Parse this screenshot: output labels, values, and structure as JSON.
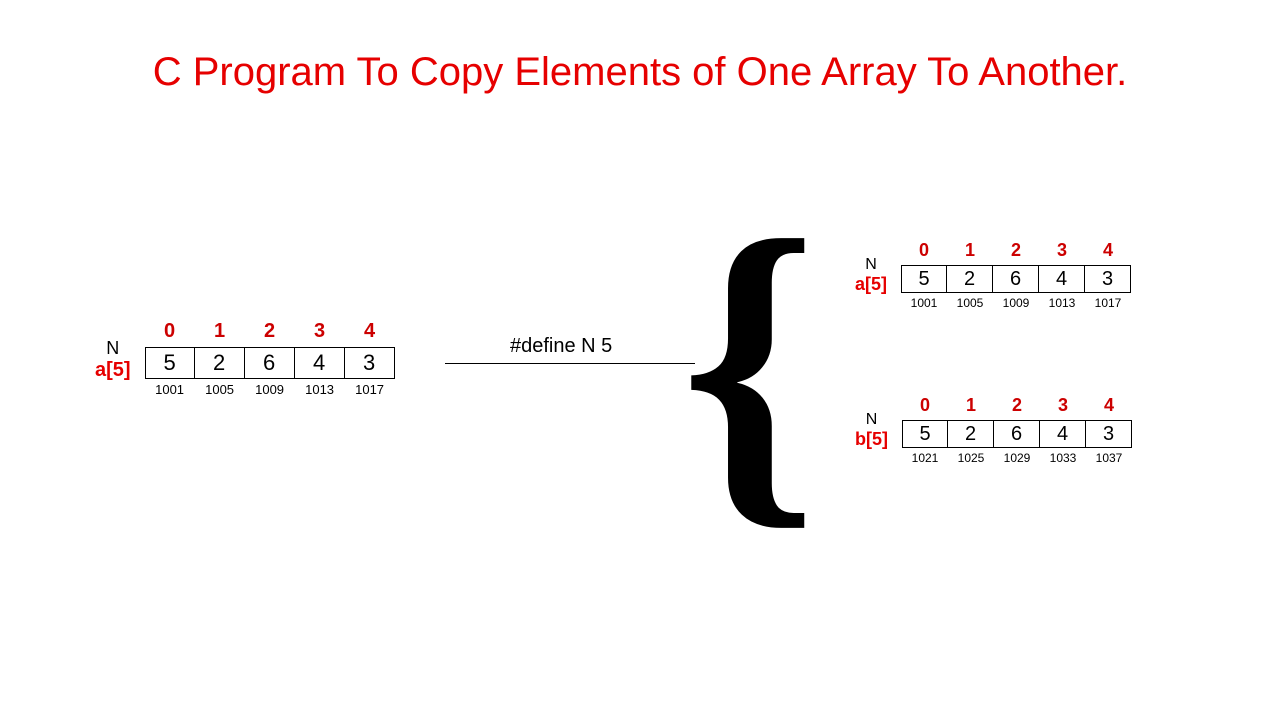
{
  "title": "C Program To Copy Elements of One Array To Another.",
  "define_text": "#define N 5",
  "indices": [
    "0",
    "1",
    "2",
    "3",
    "4"
  ],
  "left_array": {
    "nlabel": "N",
    "name": "a[5]",
    "values": [
      "5",
      "2",
      "6",
      "4",
      "3"
    ],
    "addrs": [
      "1001",
      "1005",
      "1009",
      "1013",
      "1017"
    ]
  },
  "right_a": {
    "nlabel": "N",
    "name": "a[5]",
    "values": [
      "5",
      "2",
      "6",
      "4",
      "3"
    ],
    "addrs": [
      "1001",
      "1005",
      "1009",
      "1013",
      "1017"
    ]
  },
  "right_b": {
    "nlabel": "N",
    "name": "b[5]",
    "values": [
      "5",
      "2",
      "6",
      "4",
      "3"
    ],
    "addrs": [
      "1021",
      "1025",
      "1029",
      "1033",
      "1037"
    ]
  },
  "brace_char": "{"
}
-*-
- [Task requirements]:
All the lines above are to be given again exactly as they read, with the pictures removed.

- [Reply]:
Parse this screenshot: output labels, values, and structure as JSON.
{
  "title": "C Program To Copy Elements of One Array To Another.",
  "define_text": "#define N 5",
  "indices": [
    "0",
    "1",
    "2",
    "3",
    "4"
  ],
  "left_array": {
    "nlabel": "N",
    "name": "a[5]",
    "values": [
      "5",
      "2",
      "6",
      "4",
      "3"
    ],
    "addrs": [
      "1001",
      "1005",
      "1009",
      "1013",
      "1017"
    ]
  },
  "right_a": {
    "nlabel": "N",
    "name": "a[5]",
    "values": [
      "5",
      "2",
      "6",
      "4",
      "3"
    ],
    "addrs": [
      "1001",
      "1005",
      "1009",
      "1013",
      "1017"
    ]
  },
  "right_b": {
    "nlabel": "N",
    "name": "b[5]",
    "values": [
      "5",
      "2",
      "6",
      "4",
      "3"
    ],
    "addrs": [
      "1021",
      "1025",
      "1029",
      "1033",
      "1037"
    ]
  },
  "brace_char": "{"
}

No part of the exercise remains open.